#### Exercise materials

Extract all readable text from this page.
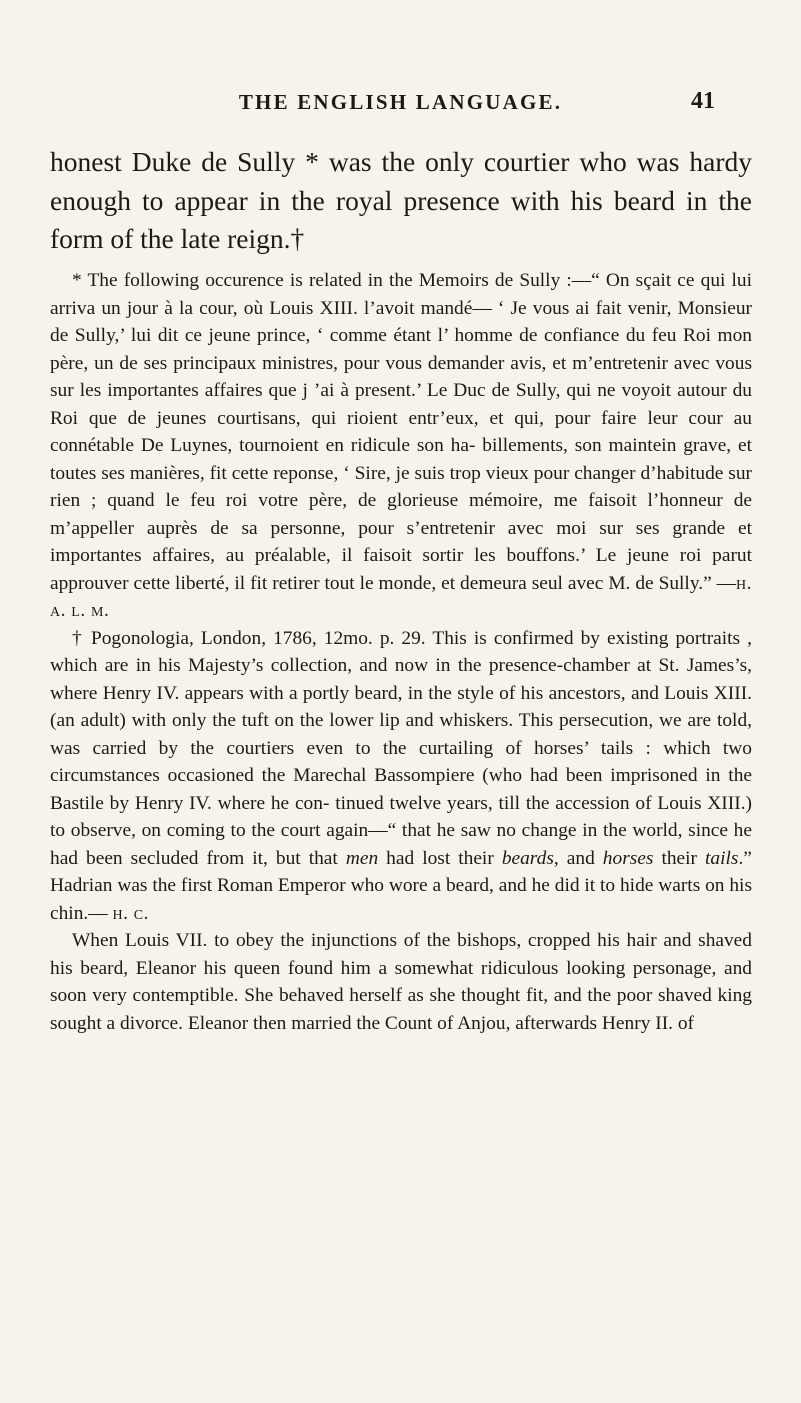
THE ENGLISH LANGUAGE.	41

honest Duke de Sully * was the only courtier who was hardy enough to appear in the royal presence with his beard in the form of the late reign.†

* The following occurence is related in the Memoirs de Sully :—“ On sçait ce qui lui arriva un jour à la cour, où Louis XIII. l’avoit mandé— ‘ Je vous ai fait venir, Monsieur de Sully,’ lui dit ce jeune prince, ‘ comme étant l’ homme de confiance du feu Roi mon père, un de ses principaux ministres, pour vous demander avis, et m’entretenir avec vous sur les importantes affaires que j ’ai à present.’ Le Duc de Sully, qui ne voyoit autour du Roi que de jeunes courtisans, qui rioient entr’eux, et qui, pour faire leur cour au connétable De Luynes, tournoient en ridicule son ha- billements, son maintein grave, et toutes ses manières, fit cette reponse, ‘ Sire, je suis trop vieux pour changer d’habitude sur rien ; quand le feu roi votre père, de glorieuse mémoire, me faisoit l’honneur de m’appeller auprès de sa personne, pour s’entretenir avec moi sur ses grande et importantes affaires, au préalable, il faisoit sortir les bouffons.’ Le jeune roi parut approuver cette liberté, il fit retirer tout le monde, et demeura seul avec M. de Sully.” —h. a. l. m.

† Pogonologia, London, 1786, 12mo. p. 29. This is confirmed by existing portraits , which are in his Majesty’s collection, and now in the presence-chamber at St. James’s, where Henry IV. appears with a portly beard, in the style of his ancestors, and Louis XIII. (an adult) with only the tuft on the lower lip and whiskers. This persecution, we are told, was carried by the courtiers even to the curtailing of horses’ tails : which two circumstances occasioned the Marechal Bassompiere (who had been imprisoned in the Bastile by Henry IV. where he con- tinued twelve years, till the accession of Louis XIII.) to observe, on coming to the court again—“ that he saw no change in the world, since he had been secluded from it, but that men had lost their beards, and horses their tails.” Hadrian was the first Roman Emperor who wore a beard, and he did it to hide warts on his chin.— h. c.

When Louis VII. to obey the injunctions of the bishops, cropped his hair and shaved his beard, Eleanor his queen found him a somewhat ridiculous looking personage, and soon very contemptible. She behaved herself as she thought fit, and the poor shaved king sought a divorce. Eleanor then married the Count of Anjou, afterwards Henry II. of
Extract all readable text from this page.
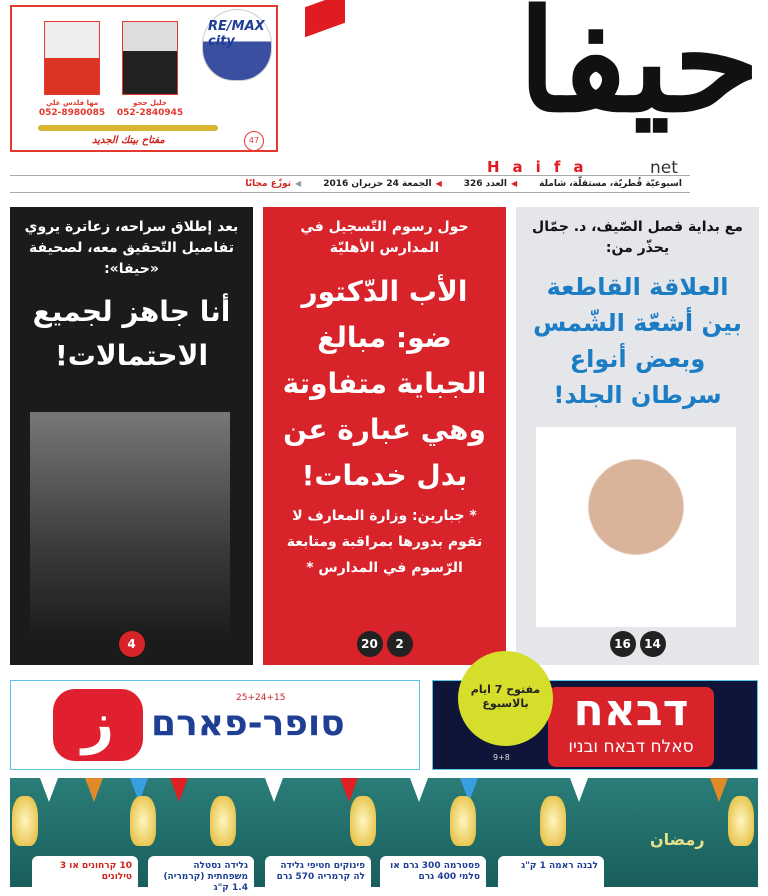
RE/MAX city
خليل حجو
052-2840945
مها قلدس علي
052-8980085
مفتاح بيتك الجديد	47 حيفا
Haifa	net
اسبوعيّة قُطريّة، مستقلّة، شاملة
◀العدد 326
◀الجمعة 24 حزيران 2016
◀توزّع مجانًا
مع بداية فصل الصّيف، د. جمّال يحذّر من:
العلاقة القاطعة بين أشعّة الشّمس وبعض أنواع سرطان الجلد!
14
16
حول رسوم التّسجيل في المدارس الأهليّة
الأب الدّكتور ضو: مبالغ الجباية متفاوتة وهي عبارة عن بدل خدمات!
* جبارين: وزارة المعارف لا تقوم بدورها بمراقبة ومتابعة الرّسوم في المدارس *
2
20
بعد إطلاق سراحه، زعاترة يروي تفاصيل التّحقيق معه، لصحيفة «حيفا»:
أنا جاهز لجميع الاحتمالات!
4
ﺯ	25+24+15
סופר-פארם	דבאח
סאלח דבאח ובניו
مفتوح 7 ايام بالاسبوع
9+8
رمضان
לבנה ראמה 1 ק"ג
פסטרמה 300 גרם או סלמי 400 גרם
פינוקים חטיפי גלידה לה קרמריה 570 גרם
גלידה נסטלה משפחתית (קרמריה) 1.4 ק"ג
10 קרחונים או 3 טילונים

########

**Task goal**
Make a word-for-word copy of the entries, without any pictures.

**Problem solution**
Extract all readable text from this page.
THE ENGLISH LANGUAGE.	41

honest Duke de Sully * was the only courtier who was hardy enough to appear in the royal presence with his beard in the form of the late reign.†

* The following occurence is related in the Memoirs de Sully :—“ On sçait ce qui lui arriva un jour à la cour, où Louis XIII. l’avoit mandé— ‘ Je vous ai fait venir, Monsieur de Sully,’ lui dit ce jeune prince, ‘ comme étant l’ homme de confiance du feu Roi mon père, un de ses principaux ministres, pour vous demander avis, et m’entretenir avec vous sur les importantes affaires que j ’ai à present.’ Le Duc de Sully, qui ne voyoit autour du Roi que de jeunes courtisans, qui rioient entr’eux, et qui, pour faire leur cour au connétable De Luynes, tournoient en ridicule son ha- billements, son maintein grave, et toutes ses manières, fit cette reponse, ‘ Sire, je suis trop vieux pour changer d’habitude sur rien ; quand le feu roi votre père, de glorieuse mémoire, me faisoit l’honneur de m’appeller auprès de sa personne, pour s’entretenir avec moi sur ses grande et importantes affaires, au préalable, il faisoit sortir les bouffons.’ Le jeune roi parut approuver cette liberté, il fit retirer tout le monde, et demeura seul avec M. de Sully.” —h. a. l. m.

† Pogonologia, London, 1786, 12mo. p. 29. This is confirmed by existing portraits , which are in his Majesty’s collection, and now in the presence-chamber at St. James’s, where Henry IV. appears with a portly beard, in the style of his ancestors, and Louis XIII. (an adult) with only the tuft on the lower lip and whiskers. This persecution, we are told, was carried by the courtiers even to the curtailing of horses’ tails : which two circumstances occasioned the Marechal Bassompiere (who had been imprisoned in the Bastile by Henry IV. where he con- tinued twelve years, till the accession of Louis XIII.) to observe, on coming to the court again—“ that he saw no change in the world, since he had been secluded from it, but that men had lost their beards, and horses their tails.” Hadrian was the first Roman Emperor who wore a beard, and he did it to hide warts on his chin.— h. c.

When Louis VII. to obey the injunctions of the bishops, cropped his hair and shaved his beard, Eleanor his queen found him a somewhat ridiculous looking personage, and soon very contemptible. She behaved herself as she thought fit, and the poor shaved king sought a divorce. Eleanor then married the Count of Anjou, afterwards Henry II. of
Extract all readable text from this page.
RE/MAX city
خليل حجو
052-2840945
مها قلدس علي
052-8980085
مفتاح بيتك الجديد	47 حيفا
Haifa	net
اسبوعيّة قُطريّة، مستقلّة، شاملة
◀العدد 326
◀الجمعة 24 حزيران 2016
◀توزّع مجانًا
مع بداية فصل الصّيف، د. جمّال يحذّر من:
العلاقة القاطعة بين أشعّة الشّمس وبعض أنواع سرطان الجلد!
14
16
حول رسوم التّسجيل في المدارس الأهليّة
الأب الدّكتور ضو: مبالغ الجباية متفاوتة وهي عبارة عن بدل خدمات!
* جبارين: وزارة المعارف لا تقوم بدورها بمراقبة ومتابعة الرّسوم في المدارس *
2
20
بعد إطلاق سراحه، زعاترة يروي تفاصيل التّحقيق معه، لصحيفة «حيفا»:
أنا جاهز لجميع الاحتمالات!
4
ﺯ	25+24+15
סופר-פארם	דבאח
סאלח דבאח ובניו
مفتوح 7 ايام بالاسبوع
9+8
رمضان
לבנה ראמה 1 ק"ג
פסטרמה 300 גרם או סלמי 400 גרם
פינוקים חטיפי גלידה לה קרמריה 570 גרם
גלידה נסטלה משפחתית (קרמריה) 1.4 ק"ג
10 קרחונים או 3 טילונים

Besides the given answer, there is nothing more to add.